> **PROBLEM DESCRIPTION**
Set every record down verbatim and omit the pictures.

* * *

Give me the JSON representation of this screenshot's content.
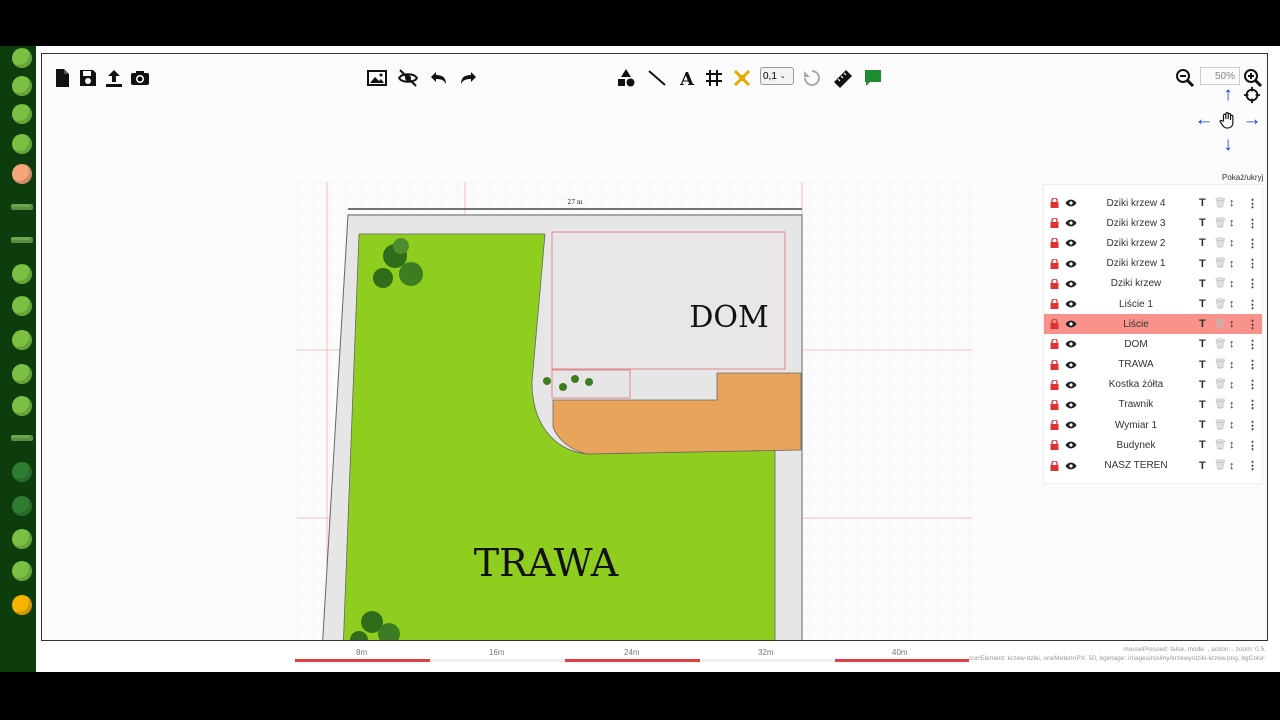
{
  "toolbar": {
    "precision_value": "0,1",
    "zoom_value": "50%"
  },
  "nav": {
    "toggle_label": "Pokaż/ukryj"
  },
  "plan": {
    "dimension_label": "27 m",
    "house_label": "DOM",
    "grass_label": "TRAWA"
  },
  "layers": [
    {
      "name": "Dziki krzew 4",
      "active": false
    },
    {
      "name": "Dziki krzew 3",
      "active": false
    },
    {
      "name": "Dziki krzew 2",
      "active": false
    },
    {
      "name": "Dziki krzew 1",
      "active": false
    },
    {
      "name": "Dziki krzew",
      "active": false
    },
    {
      "name": "Liście 1",
      "active": false
    },
    {
      "name": "Liście",
      "active": true
    },
    {
      "name": "DOM",
      "active": false
    },
    {
      "name": "TRAWA",
      "active": false
    },
    {
      "name": "Kostka żółta",
      "active": false
    },
    {
      "name": "Trawnik",
      "active": false
    },
    {
      "name": "Wymiar 1",
      "active": false
    },
    {
      "name": "Budynek",
      "active": false
    },
    {
      "name": "NASZ TEREN",
      "active": false
    }
  ],
  "scale": {
    "labels": [
      "8m",
      "16m",
      "24m",
      "32m",
      "40m"
    ]
  },
  "status": {
    "line1": "mousePressed: false, mode: , action: , zoom: 0.5,",
    "line2": "currElement: krzew-dziki, oneMeterInPX: 50, bgimage: images/rosliny/krzewy/dziki-krzew.png, bgColor:"
  },
  "colors": {
    "grass": "#8fce1e",
    "paving": "#e8a45a",
    "house": "#e8e6e8",
    "active_layer": "#f8928a",
    "nav_arrow": "#1a3ccf",
    "palette_bg": "#0d3d0d"
  }
}
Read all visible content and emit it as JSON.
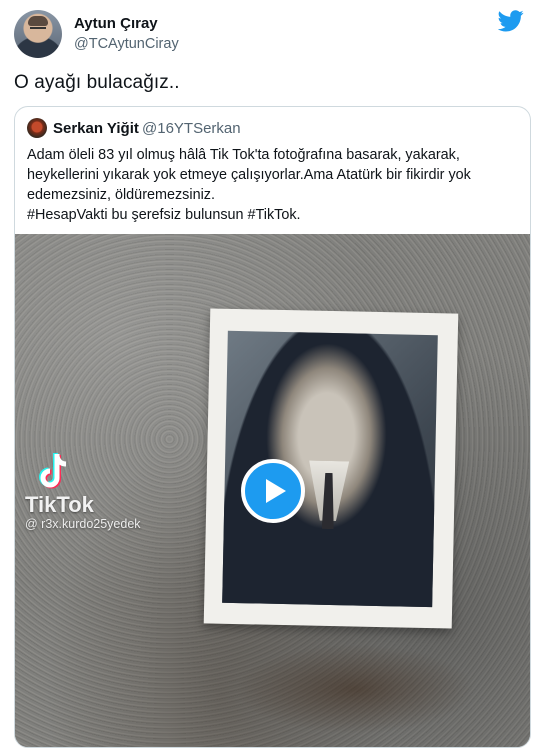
{
  "author": {
    "name": "Aytun Çıray",
    "handle": "@TCAytunCiray"
  },
  "tweet": {
    "text": "O ayağı bulacağız.."
  },
  "quoted": {
    "name": "Serkan Yiğit",
    "handle": "@16YTSerkan",
    "text_lines": [
      "Adam öleli 83 yıl olmuş hâlâ Tik Tok'ta fotoğrafına basarak, yakarak,",
      "heykellerini yıkarak yok etmeye çalışıyorlar.Ama Atatürk bir fikirdir yok",
      "edemezsiniz, öldüremezsiniz.",
      "#HesapVakti bu şerefsiz bulunsun #TikTok."
    ],
    "video": {
      "watermark_brand": "TikTok",
      "watermark_user": "@ r3x.kurdo25yedek"
    }
  },
  "colors": {
    "accent": "#1d9bf0",
    "muted": "#536471",
    "border": "#cfd9de"
  },
  "icons": [
    "twitter-bird-icon",
    "play-icon",
    "tiktok-logo-icon"
  ]
}
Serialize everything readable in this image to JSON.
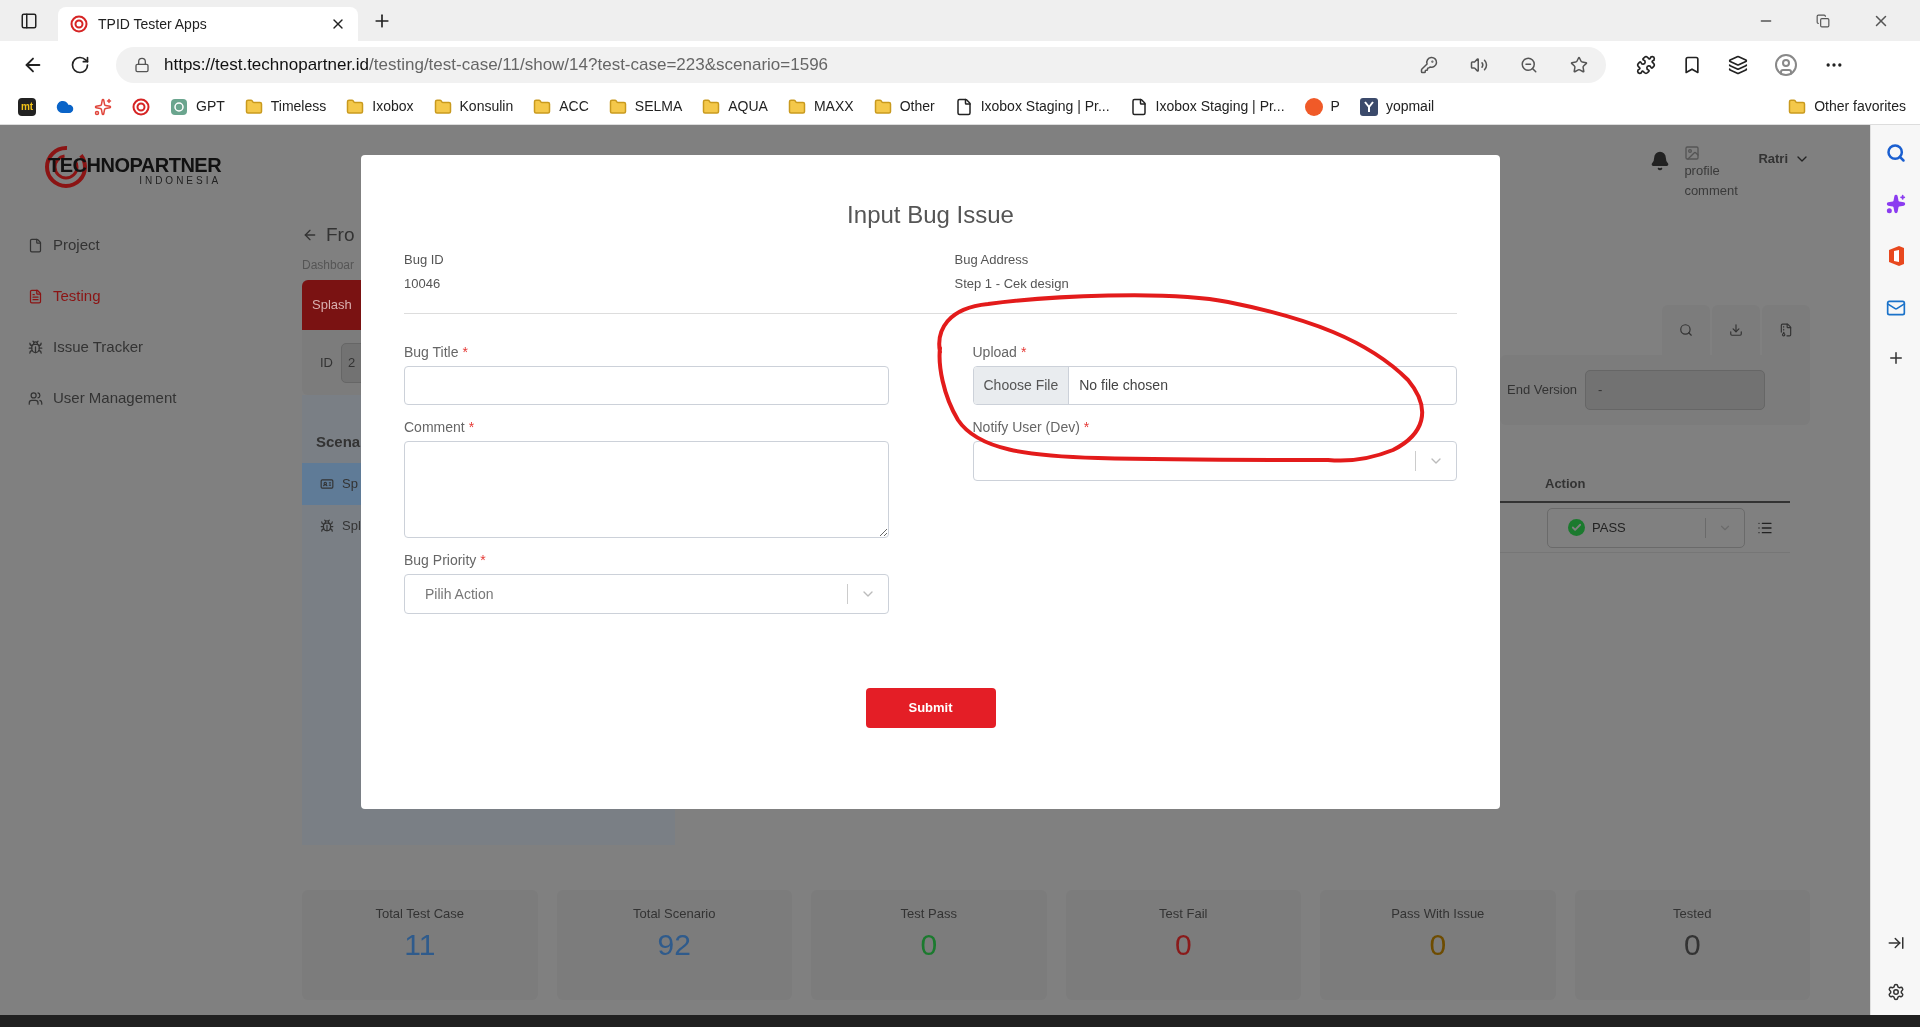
{
  "browser": {
    "tab_title": "TPID Tester Apps",
    "url_host": "https://test.technopartner.id",
    "url_path": "/testing/test-case/11/show/14?test-case=223&scenario=1596",
    "bookmarks": [
      {
        "kind": "logo",
        "label": "mt"
      },
      {
        "kind": "cloud"
      },
      {
        "kind": "app"
      },
      {
        "kind": "tpid"
      },
      {
        "kind": "gpt",
        "label": "GPT"
      },
      {
        "kind": "folder",
        "label": "Timeless"
      },
      {
        "kind": "folder",
        "label": "Ixobox"
      },
      {
        "kind": "folder",
        "label": "Konsulin"
      },
      {
        "kind": "folder",
        "label": "ACC"
      },
      {
        "kind": "folder",
        "label": "SELMA"
      },
      {
        "kind": "folder",
        "label": "AQUA"
      },
      {
        "kind": "folder",
        "label": "MAXX"
      },
      {
        "kind": "folder",
        "label": "Other"
      },
      {
        "kind": "page",
        "label": "Ixobox Staging | Pr..."
      },
      {
        "kind": "page",
        "label": "Ixobox Staging | Pr..."
      },
      {
        "kind": "orange",
        "label": "P"
      },
      {
        "kind": "y",
        "label": "yopmail"
      }
    ],
    "other_favorites": "Other favorites"
  },
  "sidebar": {
    "items": [
      {
        "label": "Project",
        "kind": "file",
        "selected": false
      },
      {
        "label": "Testing",
        "kind": "document",
        "selected": true
      },
      {
        "label": "Issue Tracker",
        "kind": "bug",
        "selected": false
      },
      {
        "label": "User Management",
        "kind": "users",
        "selected": false
      }
    ]
  },
  "logo": {
    "name": "TECHNOPARTNER",
    "subtitle": "INDONESIA"
  },
  "header": {
    "image_alt": "profile comment",
    "user": "Ratri"
  },
  "background": {
    "back_title": "Fro",
    "breadcrumb": "Dashboar",
    "card_tab": "Splash",
    "id_label": "ID",
    "id_value": "2",
    "end_version_label": "End Version",
    "end_version_value": "-",
    "scenario_heading": "Scena",
    "scenario_items": [
      {
        "label": "Sp",
        "kind": "card",
        "selected": true
      },
      {
        "label": "Spl",
        "kind": "bug",
        "selected": false
      }
    ],
    "action_header": "Action",
    "action_value": "PASS"
  },
  "stats": [
    {
      "label": "Total Test Case",
      "value": "11",
      "color": "#2f5b8c"
    },
    {
      "label": "Total Scenario",
      "value": "92",
      "color": "#2f5b8c"
    },
    {
      "label": "Test Pass",
      "value": "0",
      "color": "#1b7a2e"
    },
    {
      "label": "Test Fail",
      "value": "0",
      "color": "#8a1a1a"
    },
    {
      "label": "Pass With Issue",
      "value": "0",
      "color": "#6e4c00"
    },
    {
      "label": "Tested",
      "value": "0",
      "color": "#333333"
    }
  ],
  "modal": {
    "title": "Input Bug Issue",
    "info": [
      {
        "label": "Bug ID",
        "value": "10046"
      },
      {
        "label": "Bug Address",
        "value": "Step 1 - Cek design"
      }
    ],
    "left_fields": [
      {
        "kind": "text",
        "label": "Bug Title",
        "required_mark": "*"
      },
      {
        "kind": "textarea",
        "label": "Comment",
        "required_mark": "*"
      },
      {
        "kind": "select",
        "label": "Bug Priority",
        "required_mark": "*",
        "placeholder": "Pilih Action"
      }
    ],
    "right_fields": [
      {
        "kind": "file",
        "label": "Upload",
        "required_mark": "*",
        "button": "Choose File",
        "status": "No file chosen"
      },
      {
        "kind": "select",
        "label": "Notify User (Dev)",
        "required_mark": "*"
      }
    ],
    "submit": "Submit"
  }
}
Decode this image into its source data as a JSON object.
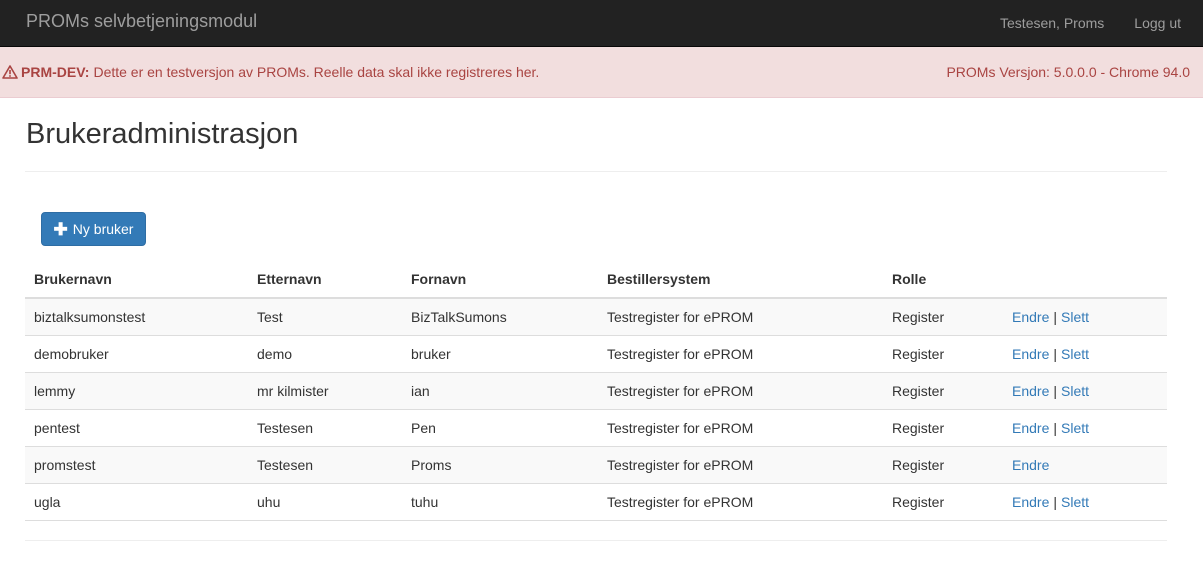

* * *

> **FULL ANSWER**
Give me the JSON representation of this screenshot's content.
{
  "toolbar": {
    "precision_value": "0,1",
    "zoom_value": "50%"
  },
  "nav": {
    "toggle_label": "Pokaż/ukryj"
  },
  "plan": {
    "dimension_label": "27 m",
    "house_label": "DOM",
    "grass_label": "TRAWA"
  },
  "layers": [
    {
      "name": "Dziki krzew 4",
      "active": false
    },
    {
      "name": "Dziki krzew 3",
      "active": false
    },
    {
      "name": "Dziki krzew 2",
      "active": false
    },
    {
      "name": "Dziki krzew 1",
      "active": false
    },
    {
      "name": "Dziki krzew",
      "active": false
    },
    {
      "name": "Liście 1",
      "active": false
    },
    {
      "name": "Liście",
      "active": true
    },
    {
      "name": "DOM",
      "active": false
    },
    {
      "name": "TRAWA",
      "active": false
    },
    {
      "name": "Kostka żółta",
      "active": false
    },
    {
      "name": "Trawnik",
      "active": false
    },
    {
      "name": "Wymiar 1",
      "active": false
    },
    {
      "name": "Budynek",
      "active": false
    },
    {
      "name": "NASZ TEREN",
      "active": false
    }
  ],
  "scale": {
    "labels": [
      "8m",
      "16m",
      "24m",
      "32m",
      "40m"
    ]
  },
  "status": {
    "line1": "mousePressed: false, mode: , action: , zoom: 0.5,",
    "line2": "currElement: krzew-dziki, oneMeterInPX: 50, bgimage: images/rosliny/krzewy/dziki-krzew.png, bgColor:"
  },
  "colors": {
    "grass": "#8fce1e",
    "paving": "#e8a45a",
    "house": "#e8e6e8",
    "active_layer": "#f8928a",
    "nav_arrow": "#1a3ccf",
    "palette_bg": "#0d3d0d"
  }
}
Read all visible content and emit it as JSON.
{
  "author": {
    "name": "Aytun Çıray",
    "handle": "@TCAytunCiray"
  },
  "tweet": {
    "text": "O ayağı bulacağız.."
  },
  "quoted": {
    "name": "Serkan Yiğit",
    "handle": "@16YTSerkan",
    "text_lines": [
      "Adam öleli 83 yıl olmuş hâlâ Tik Tok'ta fotoğrafına basarak, yakarak,",
      "heykellerini yıkarak yok etmeye çalışıyorlar.Ama Atatürk bir fikirdir yok",
      "edemezsiniz, öldüremezsiniz.",
      "#HesapVakti bu şerefsiz bulunsun #TikTok."
    ],
    "video": {
      "watermark_brand": "TikTok",
      "watermark_user": "@ r3x.kurdo25yedek"
    }
  },
  "colors": {
    "accent": "#1d9bf0",
    "muted": "#536471",
    "border": "#cfd9de"
  },
  "icons": [
    "twitter-bird-icon",
    "play-icon",
    "tiktok-logo-icon"
  ]
}
Serialize everything readable in this image to JSON.
{
  "browser": {
    "tab_title": "TPID Tester Apps",
    "url_host": "https://test.technopartner.id",
    "url_path": "/testing/test-case/11/show/14?test-case=223&scenario=1596",
    "bookmarks": [
      {
        "kind": "logo",
        "label": "mt"
      },
      {
        "kind": "cloud"
      },
      {
        "kind": "app"
      },
      {
        "kind": "tpid"
      },
      {
        "kind": "gpt",
        "label": "GPT"
      },
      {
        "kind": "folder",
        "label": "Timeless"
      },
      {
        "kind": "folder",
        "label": "Ixobox"
      },
      {
        "kind": "folder",
        "label": "Konsulin"
      },
      {
        "kind": "folder",
        "label": "ACC"
      },
      {
        "kind": "folder",
        "label": "SELMA"
      },
      {
        "kind": "folder",
        "label": "AQUA"
      },
      {
        "kind": "folder",
        "label": "MAXX"
      },
      {
        "kind": "folder",
        "label": "Other"
      },
      {
        "kind": "page",
        "label": "Ixobox Staging | Pr..."
      },
      {
        "kind": "page",
        "label": "Ixobox Staging | Pr..."
      },
      {
        "kind": "orange",
        "label": "P"
      },
      {
        "kind": "y",
        "label": "yopmail"
      }
    ],
    "other_favorites": "Other favorites"
  },
  "sidebar": {
    "items": [
      {
        "label": "Project",
        "kind": "file",
        "selected": false
      },
      {
        "label": "Testing",
        "kind": "document",
        "selected": true
      },
      {
        "label": "Issue Tracker",
        "kind": "bug",
        "selected": false
      },
      {
        "label": "User Management",
        "kind": "users",
        "selected": false
      }
    ]
  },
  "logo": {
    "name": "TECHNOPARTNER",
    "subtitle": "INDONESIA"
  },
  "header": {
    "image_alt": "profile comment",
    "user": "Ratri"
  },
  "background": {
    "back_title": "Fro",
    "breadcrumb": "Dashboar",
    "card_tab": "Splash",
    "id_label": "ID",
    "id_value": "2",
    "end_version_label": "End Version",
    "end_version_value": "-",
    "scenario_heading": "Scena",
    "scenario_items": [
      {
        "label": "Sp",
        "kind": "card",
        "selected": true
      },
      {
        "label": "Spl",
        "kind": "bug",
        "selected": false
      }
    ],
    "action_header": "Action",
    "action_value": "PASS"
  },
  "stats": [
    {
      "label": "Total Test Case",
      "value": "11",
      "color": "#2f5b8c"
    },
    {
      "label": "Total Scenario",
      "value": "92",
      "color": "#2f5b8c"
    },
    {
      "label": "Test Pass",
      "value": "0",
      "color": "#1b7a2e"
    },
    {
      "label": "Test Fail",
      "value": "0",
      "color": "#8a1a1a"
    },
    {
      "label": "Pass With Issue",
      "value": "0",
      "color": "#6e4c00"
    },
    {
      "label": "Tested",
      "value": "0",
      "color": "#333333"
    }
  ],
  "modal": {
    "title": "Input Bug Issue",
    "info": [
      {
        "label": "Bug ID",
        "value": "10046"
      },
      {
        "label": "Bug Address",
        "value": "Step 1 - Cek design"
      }
    ],
    "left_fields": [
      {
        "kind": "text",
        "label": "Bug Title",
        "required_mark": "*"
      },
      {
        "kind": "textarea",
        "label": "Comment",
        "required_mark": "*"
      },
      {
        "kind": "select",
        "label": "Bug Priority",
        "required_mark": "*",
        "placeholder": "Pilih Action"
      }
    ],
    "right_fields": [
      {
        "kind": "file",
        "label": "Upload",
        "required_mark": "*",
        "button": "Choose File",
        "status": "No file chosen"
      },
      {
        "kind": "select",
        "label": "Notify User (Dev)",
        "required_mark": "*"
      }
    ],
    "submit": "Submit"
  }
}
Decode this image into its source data as a JSON object.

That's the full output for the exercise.